Written instruction: Every line holding the string "Recycling" should be gathered.

Stored records:
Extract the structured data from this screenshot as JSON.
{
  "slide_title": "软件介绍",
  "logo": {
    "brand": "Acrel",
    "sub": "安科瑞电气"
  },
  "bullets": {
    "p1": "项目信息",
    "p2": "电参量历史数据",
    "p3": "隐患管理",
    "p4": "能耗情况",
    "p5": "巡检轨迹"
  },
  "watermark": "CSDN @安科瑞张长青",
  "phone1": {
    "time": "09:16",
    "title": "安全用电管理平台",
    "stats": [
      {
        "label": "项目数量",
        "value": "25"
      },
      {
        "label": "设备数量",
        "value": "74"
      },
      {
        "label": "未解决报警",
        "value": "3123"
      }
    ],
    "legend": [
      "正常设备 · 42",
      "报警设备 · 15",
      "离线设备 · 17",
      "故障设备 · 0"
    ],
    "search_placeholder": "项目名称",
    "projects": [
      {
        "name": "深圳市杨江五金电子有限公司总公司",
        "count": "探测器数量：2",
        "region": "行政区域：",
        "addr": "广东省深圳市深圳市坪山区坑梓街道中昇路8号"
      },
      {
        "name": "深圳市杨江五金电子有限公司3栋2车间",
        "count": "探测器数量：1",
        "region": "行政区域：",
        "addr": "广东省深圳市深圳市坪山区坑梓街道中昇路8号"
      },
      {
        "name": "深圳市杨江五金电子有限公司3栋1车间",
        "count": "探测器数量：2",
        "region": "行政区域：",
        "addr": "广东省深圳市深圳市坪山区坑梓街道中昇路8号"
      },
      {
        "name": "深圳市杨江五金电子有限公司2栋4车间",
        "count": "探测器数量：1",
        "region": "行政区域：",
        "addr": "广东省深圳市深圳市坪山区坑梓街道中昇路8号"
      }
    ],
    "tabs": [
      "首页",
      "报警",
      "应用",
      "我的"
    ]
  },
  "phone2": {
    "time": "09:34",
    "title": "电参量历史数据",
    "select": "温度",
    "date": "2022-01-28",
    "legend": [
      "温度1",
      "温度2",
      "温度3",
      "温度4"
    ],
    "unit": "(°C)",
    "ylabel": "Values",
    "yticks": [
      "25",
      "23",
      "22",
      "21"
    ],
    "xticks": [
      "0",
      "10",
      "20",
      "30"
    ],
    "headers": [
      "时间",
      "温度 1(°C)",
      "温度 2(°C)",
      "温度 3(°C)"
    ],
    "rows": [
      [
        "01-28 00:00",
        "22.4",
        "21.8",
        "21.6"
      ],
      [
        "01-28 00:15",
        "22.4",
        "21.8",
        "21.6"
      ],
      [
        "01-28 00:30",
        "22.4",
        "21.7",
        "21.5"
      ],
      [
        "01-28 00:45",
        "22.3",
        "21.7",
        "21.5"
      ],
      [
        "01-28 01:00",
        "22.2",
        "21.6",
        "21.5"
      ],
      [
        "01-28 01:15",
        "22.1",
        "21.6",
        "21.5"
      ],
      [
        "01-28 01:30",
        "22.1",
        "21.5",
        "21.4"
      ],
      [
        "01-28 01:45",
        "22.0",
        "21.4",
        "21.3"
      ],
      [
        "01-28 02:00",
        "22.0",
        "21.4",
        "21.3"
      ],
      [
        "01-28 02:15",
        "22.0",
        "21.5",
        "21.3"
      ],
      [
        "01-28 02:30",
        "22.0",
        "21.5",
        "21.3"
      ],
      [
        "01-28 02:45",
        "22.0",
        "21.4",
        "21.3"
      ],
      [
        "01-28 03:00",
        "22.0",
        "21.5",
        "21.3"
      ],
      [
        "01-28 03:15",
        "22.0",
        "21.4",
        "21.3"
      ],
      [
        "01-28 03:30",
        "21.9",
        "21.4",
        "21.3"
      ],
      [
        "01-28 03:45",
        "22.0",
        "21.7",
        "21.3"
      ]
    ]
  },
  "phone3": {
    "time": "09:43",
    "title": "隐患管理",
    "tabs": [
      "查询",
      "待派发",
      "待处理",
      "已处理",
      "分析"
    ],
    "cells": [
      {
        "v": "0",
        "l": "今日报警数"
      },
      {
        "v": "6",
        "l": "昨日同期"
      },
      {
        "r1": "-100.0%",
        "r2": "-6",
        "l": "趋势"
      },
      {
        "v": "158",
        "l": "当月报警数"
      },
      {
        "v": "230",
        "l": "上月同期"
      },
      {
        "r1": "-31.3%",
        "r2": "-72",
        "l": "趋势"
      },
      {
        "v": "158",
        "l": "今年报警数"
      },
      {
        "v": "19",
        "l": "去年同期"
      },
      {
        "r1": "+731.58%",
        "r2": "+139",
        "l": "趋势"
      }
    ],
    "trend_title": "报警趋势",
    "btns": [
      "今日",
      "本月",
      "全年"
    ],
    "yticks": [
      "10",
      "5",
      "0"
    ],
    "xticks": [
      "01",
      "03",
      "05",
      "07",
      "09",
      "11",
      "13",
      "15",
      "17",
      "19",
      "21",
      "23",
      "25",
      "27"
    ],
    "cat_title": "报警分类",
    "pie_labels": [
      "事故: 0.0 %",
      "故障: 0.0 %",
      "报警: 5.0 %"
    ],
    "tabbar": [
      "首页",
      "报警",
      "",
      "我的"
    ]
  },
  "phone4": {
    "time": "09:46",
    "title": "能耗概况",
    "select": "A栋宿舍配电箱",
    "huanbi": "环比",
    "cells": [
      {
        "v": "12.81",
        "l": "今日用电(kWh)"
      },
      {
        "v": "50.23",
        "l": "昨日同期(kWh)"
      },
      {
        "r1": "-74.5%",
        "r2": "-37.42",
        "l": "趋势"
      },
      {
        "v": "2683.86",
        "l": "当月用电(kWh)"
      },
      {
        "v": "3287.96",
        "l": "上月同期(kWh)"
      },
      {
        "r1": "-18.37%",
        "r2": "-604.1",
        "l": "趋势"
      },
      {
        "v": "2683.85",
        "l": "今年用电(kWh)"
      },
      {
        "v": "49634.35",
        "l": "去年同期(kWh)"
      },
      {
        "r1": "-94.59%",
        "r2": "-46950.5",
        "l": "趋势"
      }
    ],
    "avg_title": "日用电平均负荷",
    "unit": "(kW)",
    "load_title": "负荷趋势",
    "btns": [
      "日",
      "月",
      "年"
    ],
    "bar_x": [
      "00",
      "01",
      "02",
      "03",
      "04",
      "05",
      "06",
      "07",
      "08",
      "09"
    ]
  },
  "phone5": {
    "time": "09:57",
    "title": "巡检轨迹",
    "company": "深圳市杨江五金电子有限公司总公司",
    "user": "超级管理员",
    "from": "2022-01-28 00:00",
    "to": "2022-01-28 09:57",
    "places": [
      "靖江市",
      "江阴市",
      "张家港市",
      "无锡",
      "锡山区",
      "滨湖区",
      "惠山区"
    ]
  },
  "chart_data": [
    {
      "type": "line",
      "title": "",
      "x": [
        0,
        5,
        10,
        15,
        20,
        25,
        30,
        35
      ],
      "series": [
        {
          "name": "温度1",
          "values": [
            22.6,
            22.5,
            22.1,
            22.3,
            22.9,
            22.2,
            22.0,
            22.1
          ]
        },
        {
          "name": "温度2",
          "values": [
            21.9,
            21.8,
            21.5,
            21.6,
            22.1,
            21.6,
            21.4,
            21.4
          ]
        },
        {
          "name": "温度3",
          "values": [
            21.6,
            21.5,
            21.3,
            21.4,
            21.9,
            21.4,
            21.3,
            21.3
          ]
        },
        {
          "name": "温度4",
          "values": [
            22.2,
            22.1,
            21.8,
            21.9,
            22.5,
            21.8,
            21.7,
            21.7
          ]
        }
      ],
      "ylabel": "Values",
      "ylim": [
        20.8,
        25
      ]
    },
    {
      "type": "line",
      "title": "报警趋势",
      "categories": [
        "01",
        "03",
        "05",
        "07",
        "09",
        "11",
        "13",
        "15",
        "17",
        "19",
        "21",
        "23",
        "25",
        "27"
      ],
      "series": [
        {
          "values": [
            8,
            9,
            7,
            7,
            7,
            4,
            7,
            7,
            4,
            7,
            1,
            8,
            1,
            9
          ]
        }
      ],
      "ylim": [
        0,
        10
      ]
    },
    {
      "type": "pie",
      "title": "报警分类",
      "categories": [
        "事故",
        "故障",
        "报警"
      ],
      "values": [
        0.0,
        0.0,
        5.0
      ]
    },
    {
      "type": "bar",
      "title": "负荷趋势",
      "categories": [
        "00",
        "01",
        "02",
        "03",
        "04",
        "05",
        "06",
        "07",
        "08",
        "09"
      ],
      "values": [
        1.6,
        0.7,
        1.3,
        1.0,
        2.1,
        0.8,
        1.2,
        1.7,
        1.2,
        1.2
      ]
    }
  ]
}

==

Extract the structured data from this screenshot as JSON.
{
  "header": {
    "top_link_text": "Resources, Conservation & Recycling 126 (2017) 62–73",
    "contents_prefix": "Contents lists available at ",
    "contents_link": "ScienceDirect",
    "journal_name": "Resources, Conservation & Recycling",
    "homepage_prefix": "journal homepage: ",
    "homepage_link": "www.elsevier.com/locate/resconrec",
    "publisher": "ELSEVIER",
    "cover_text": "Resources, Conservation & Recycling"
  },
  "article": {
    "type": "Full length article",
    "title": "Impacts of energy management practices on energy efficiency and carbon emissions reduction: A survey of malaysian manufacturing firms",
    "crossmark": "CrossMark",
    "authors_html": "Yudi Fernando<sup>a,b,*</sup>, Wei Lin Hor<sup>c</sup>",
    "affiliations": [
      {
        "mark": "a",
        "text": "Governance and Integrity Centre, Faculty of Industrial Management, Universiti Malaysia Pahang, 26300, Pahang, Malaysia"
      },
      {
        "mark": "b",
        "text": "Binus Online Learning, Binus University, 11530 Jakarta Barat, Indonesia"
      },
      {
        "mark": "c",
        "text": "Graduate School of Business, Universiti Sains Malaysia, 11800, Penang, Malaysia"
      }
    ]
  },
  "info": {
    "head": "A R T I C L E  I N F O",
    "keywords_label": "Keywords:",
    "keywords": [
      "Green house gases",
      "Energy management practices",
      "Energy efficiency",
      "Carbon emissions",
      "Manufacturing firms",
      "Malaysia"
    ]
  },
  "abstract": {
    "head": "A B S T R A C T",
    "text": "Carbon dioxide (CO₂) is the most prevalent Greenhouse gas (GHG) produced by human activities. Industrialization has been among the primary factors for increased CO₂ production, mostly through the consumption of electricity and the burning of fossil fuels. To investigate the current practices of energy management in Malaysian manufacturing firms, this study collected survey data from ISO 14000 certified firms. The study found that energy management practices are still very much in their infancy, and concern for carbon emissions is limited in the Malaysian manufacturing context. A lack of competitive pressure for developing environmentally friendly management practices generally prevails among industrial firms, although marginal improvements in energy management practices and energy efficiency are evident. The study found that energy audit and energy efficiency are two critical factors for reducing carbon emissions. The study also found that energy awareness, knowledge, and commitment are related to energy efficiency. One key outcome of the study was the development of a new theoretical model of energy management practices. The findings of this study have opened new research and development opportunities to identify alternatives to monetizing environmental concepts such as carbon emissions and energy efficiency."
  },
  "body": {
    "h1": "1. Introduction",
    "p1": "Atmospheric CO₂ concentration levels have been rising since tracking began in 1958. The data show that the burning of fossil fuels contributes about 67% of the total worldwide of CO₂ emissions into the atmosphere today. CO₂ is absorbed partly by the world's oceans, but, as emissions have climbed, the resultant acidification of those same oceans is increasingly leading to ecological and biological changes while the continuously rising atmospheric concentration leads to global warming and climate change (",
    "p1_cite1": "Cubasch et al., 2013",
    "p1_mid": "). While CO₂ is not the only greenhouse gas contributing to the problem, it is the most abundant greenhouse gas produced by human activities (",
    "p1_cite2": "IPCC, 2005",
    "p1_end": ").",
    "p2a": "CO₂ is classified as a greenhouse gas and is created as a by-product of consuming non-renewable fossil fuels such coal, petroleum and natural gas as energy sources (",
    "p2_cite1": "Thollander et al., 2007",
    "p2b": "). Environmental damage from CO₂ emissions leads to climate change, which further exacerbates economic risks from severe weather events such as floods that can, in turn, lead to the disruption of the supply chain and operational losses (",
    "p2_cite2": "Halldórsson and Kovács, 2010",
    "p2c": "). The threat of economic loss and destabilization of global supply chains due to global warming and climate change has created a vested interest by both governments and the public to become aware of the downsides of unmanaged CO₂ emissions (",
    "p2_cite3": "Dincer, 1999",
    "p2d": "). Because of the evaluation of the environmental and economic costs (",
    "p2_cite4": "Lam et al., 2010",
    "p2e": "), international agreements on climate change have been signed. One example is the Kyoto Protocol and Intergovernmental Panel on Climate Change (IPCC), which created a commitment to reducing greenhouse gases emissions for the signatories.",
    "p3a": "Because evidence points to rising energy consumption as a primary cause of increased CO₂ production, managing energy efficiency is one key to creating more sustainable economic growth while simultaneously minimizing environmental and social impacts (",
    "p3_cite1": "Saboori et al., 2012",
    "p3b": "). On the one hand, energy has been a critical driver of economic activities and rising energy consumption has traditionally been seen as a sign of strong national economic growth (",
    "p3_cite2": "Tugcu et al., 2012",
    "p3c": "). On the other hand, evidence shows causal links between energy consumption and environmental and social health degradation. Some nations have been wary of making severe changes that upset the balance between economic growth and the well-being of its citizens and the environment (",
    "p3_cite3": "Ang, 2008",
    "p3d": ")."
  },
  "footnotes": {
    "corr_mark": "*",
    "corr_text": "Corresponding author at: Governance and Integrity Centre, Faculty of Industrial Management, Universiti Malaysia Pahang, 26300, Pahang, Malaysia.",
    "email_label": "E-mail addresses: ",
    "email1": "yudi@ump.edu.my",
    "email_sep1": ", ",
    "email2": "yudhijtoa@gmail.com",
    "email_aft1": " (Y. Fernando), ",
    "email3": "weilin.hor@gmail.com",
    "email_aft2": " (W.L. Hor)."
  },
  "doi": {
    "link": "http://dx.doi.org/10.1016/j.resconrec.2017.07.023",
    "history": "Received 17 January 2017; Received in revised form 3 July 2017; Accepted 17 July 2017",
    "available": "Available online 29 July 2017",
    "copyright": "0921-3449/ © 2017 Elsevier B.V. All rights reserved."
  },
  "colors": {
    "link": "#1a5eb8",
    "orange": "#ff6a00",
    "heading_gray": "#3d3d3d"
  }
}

Answer to this problem:
    "top_link_text": "Resources, Conservation & Recycling 126 (2017) 62–73",
    "journal_name": "Resources, Conservation & Recycling",
    "cover_text": "Resources, Conservation & Recycling"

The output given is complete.